Stored records:
▬▬▬
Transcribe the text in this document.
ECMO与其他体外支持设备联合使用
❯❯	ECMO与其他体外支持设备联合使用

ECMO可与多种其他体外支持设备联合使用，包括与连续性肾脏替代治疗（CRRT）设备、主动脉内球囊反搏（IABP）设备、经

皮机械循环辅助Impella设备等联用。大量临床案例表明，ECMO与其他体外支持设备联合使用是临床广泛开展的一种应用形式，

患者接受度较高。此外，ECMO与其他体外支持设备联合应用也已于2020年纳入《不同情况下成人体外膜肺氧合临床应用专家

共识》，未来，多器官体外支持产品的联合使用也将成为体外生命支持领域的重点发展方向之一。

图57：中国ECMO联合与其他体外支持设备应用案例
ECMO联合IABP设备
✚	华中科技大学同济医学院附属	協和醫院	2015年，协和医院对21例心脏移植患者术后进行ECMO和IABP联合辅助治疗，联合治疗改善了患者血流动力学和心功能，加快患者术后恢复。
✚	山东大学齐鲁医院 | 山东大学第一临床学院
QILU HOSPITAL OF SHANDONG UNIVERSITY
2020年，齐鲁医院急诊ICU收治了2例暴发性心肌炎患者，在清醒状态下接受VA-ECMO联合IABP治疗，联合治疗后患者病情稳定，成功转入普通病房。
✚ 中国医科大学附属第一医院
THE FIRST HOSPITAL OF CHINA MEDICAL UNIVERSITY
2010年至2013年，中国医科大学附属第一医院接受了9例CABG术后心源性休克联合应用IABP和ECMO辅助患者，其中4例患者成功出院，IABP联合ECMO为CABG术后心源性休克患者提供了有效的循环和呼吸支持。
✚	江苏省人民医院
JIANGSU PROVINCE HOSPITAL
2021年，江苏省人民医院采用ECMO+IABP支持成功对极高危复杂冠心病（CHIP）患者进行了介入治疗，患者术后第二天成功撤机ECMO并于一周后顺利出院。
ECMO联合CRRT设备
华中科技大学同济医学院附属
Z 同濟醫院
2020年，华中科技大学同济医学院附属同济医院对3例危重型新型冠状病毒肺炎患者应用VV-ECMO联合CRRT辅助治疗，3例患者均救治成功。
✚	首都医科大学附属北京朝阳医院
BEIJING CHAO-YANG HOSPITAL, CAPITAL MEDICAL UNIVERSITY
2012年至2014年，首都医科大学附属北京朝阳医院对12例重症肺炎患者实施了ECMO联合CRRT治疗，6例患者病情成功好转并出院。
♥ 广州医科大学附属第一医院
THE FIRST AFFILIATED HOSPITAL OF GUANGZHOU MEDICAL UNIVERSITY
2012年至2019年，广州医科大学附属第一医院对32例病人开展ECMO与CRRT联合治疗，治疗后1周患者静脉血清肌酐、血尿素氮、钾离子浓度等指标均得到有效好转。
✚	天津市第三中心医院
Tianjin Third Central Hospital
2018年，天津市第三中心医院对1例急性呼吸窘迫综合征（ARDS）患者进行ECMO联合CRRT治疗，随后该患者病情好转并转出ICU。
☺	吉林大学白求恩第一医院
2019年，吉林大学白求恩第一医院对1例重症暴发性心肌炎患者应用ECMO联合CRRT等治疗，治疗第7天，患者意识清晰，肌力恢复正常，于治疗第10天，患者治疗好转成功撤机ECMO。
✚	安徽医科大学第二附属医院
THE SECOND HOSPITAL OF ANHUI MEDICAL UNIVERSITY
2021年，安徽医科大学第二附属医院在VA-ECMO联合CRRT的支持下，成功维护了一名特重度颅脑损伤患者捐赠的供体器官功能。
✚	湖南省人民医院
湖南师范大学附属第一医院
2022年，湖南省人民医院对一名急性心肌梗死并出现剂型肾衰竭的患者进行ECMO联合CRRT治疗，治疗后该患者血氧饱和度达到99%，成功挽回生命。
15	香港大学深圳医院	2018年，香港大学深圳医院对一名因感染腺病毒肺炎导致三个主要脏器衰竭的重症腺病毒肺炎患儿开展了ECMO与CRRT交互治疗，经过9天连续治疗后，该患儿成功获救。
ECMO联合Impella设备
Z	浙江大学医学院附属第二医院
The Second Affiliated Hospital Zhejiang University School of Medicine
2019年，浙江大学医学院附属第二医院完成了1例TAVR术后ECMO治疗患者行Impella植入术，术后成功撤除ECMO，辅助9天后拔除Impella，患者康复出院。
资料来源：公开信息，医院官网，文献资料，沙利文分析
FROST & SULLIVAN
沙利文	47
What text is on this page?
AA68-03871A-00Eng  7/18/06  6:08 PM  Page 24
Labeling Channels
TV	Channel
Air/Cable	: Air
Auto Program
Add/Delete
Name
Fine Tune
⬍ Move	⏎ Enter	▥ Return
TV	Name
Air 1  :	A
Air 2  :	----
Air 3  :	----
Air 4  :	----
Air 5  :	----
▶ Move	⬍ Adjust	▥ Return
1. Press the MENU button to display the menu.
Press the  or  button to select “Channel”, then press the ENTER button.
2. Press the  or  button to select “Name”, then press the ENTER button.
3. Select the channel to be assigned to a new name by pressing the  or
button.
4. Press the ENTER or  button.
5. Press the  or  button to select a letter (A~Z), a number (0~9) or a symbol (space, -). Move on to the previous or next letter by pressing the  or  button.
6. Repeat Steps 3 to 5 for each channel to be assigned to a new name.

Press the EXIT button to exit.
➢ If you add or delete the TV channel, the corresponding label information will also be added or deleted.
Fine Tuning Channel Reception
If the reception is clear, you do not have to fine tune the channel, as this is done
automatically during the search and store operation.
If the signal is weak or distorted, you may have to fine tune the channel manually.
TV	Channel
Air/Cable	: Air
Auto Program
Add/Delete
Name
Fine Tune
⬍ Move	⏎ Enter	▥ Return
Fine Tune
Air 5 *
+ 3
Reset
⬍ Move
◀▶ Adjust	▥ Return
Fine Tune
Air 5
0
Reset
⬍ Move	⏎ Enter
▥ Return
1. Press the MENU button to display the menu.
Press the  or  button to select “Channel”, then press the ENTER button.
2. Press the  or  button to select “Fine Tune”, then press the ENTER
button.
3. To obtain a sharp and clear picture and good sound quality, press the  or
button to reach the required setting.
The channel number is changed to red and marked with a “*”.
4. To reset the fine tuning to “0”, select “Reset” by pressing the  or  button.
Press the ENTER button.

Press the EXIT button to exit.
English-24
▬▬▬
YOUR INSTRUCTIONS: Write out the entire listing exactly.

RESULT OF THIS EXERCISE:
Transcribe the text in this document.
ECMO与其他体外支持设备联合使用
❯❯	ECMO与其他体外支持设备联合使用

ECMO可与多种其他体外支持设备联合使用，包括与连续性肾脏替代治疗（CRRT）设备、主动脉内球囊反搏（IABP）设备、经

皮机械循环辅助Impella设备等联用。大量临床案例表明，ECMO与其他体外支持设备联合使用是临床广泛开展的一种应用形式，

患者接受度较高。此外，ECMO与其他体外支持设备联合应用也已于2020年纳入《不同情况下成人体外膜肺氧合临床应用专家

共识》，未来，多器官体外支持产品的联合使用也将成为体外生命支持领域的重点发展方向之一。

图57：中国ECMO联合与其他体外支持设备应用案例
ECMO联合IABP设备
✚	华中科技大学同济医学院附属	協和醫院	2015年，协和医院对21例心脏移植患者术后进行ECMO和IABP联合辅助治疗，联合治疗改善了患者血流动力学和心功能，加快患者术后恢复。
✚	山东大学齐鲁医院 | 山东大学第一临床学院
QILU HOSPITAL OF SHANDONG UNIVERSITY
2020年，齐鲁医院急诊ICU收治了2例暴发性心肌炎患者，在清醒状态下接受VA-ECMO联合IABP治疗，联合治疗后患者病情稳定，成功转入普通病房。
✚ 中国医科大学附属第一医院
THE FIRST HOSPITAL OF CHINA MEDICAL UNIVERSITY
2010年至2013年，中国医科大学附属第一医院接受了9例CABG术后心源性休克联合应用IABP和ECMO辅助患者，其中4例患者成功出院，IABP联合ECMO为CABG术后心源性休克患者提供了有效的循环和呼吸支持。
✚	江苏省人民医院
JIANGSU PROVINCE HOSPITAL
2021年，江苏省人民医院采用ECMO+IABP支持成功对极高危复杂冠心病（CHIP）患者进行了介入治疗，患者术后第二天成功撤机ECMO并于一周后顺利出院。
ECMO联合CRRT设备
华中科技大学同济医学院附属
Z 同濟醫院
2020年，华中科技大学同济医学院附属同济医院对3例危重型新型冠状病毒肺炎患者应用VV-ECMO联合CRRT辅助治疗，3例患者均救治成功。
✚	首都医科大学附属北京朝阳医院
BEIJING CHAO-YANG HOSPITAL, CAPITAL MEDICAL UNIVERSITY
2012年至2014年，首都医科大学附属北京朝阳医院对12例重症肺炎患者实施了ECMO联合CRRT治疗，6例患者病情成功好转并出院。
♥ 广州医科大学附属第一医院
THE FIRST AFFILIATED HOSPITAL OF GUANGZHOU MEDICAL UNIVERSITY
2012年至2019年，广州医科大学附属第一医院对32例病人开展ECMO与CRRT联合治疗，治疗后1周患者静脉血清肌酐、血尿素氮、钾离子浓度等指标均得到有效好转。
✚	天津市第三中心医院
Tianjin Third Central Hospital
2018年，天津市第三中心医院对1例急性呼吸窘迫综合征（ARDS）患者进行ECMO联合CRRT治疗，随后该患者病情好转并转出ICU。
☺	吉林大学白求恩第一医院
2019年，吉林大学白求恩第一医院对1例重症暴发性心肌炎患者应用ECMO联合CRRT等治疗，治疗第7天，患者意识清晰，肌力恢复正常，于治疗第10天，患者治疗好转成功撤机ECMO。
✚	安徽医科大学第二附属医院
THE SECOND HOSPITAL OF ANHUI MEDICAL UNIVERSITY
2021年，安徽医科大学第二附属医院在VA-ECMO联合CRRT的支持下，成功维护了一名特重度颅脑损伤患者捐赠的供体器官功能。
✚	湖南省人民医院
湖南师范大学附属第一医院
2022年，湖南省人民医院对一名急性心肌梗死并出现剂型肾衰竭的患者进行ECMO联合CRRT治疗，治疗后该患者血氧饱和度达到99%，成功挽回生命。
15	香港大学深圳医院	2018年，香港大学深圳医院对一名因感染腺病毒肺炎导致三个主要脏器衰竭的重症腺病毒肺炎患儿开展了ECMO与CRRT交互治疗，经过9天连续治疗后，该患儿成功获救。
ECMO联合Impella设备
Z	浙江大学医学院附属第二医院
The Second Affiliated Hospital Zhejiang University School of Medicine
2019年，浙江大学医学院附属第二医院完成了1例TAVR术后ECMO治疗患者行Impella植入术，术后成功撤除ECMO，辅助9天后拔除Impella，患者康复出院。
资料来源：公开信息，医院官网，文献资料，沙利文分析
FROST & SULLIVAN
沙利文	47
What text is on this page?
AA68-03871A-00Eng  7/18/06  6:08 PM  Page 24
Labeling Channels
TV	Channel
Air/Cable	: Air
Auto Program
Add/Delete
Name
Fine Tune
⬍ Move	⏎ Enter	▥ Return
TV	Name
Air 1  :	A
Air 2  :	----
Air 3  :	----
Air 4  :	----
Air 5  :	----
▶ Move	⬍ Adjust	▥ Return
1. Press the MENU button to display the menu.
Press the  or  button to select “Channel”, then press the ENTER button.
2. Press the  or  button to select “Name”, then press the ENTER button.
3. Select the channel to be assigned to a new name by pressing the  or
button.
4. Press the ENTER or  button.
5. Press the  or  button to select a letter (A~Z), a number (0~9) or a symbol (space, -). Move on to the previous or next letter by pressing the  or  button.
6. Repeat Steps 3 to 5 for each channel to be assigned to a new name.

Press the EXIT button to exit.
➢ If you add or delete the TV channel, the corresponding label information will also be added or deleted.
Fine Tuning Channel Reception
If the reception is clear, you do not have to fine tune the channel, as this is done
automatically during the search and store operation.
If the signal is weak or distorted, you may have to fine tune the channel manually.
TV	Channel
Air/Cable	: Air
Auto Program
Add/Delete
Name
Fine Tune
⬍ Move	⏎ Enter	▥ Return
Fine Tune
Air 5 *
+ 3
Reset
⬍ Move
◀▶ Adjust	▥ Return
Fine Tune
Air 5
0
Reset
⬍ Move	⏎ Enter
▥ Return
1. Press the MENU button to display the menu.
Press the  or  button to select “Channel”, then press the ENTER button.
2. Press the  or  button to select “Fine Tune”, then press the ENTER
button.
3. To obtain a sharp and clear picture and good sound quality, press the  or
button to reach the required setting.
The channel number is changed to red and marked with a “*”.
4. To reset the fine tuning to “0”, select “Reset” by pressing the  or  button.
Press the ENTER button.

Press the EXIT button to exit.
English-24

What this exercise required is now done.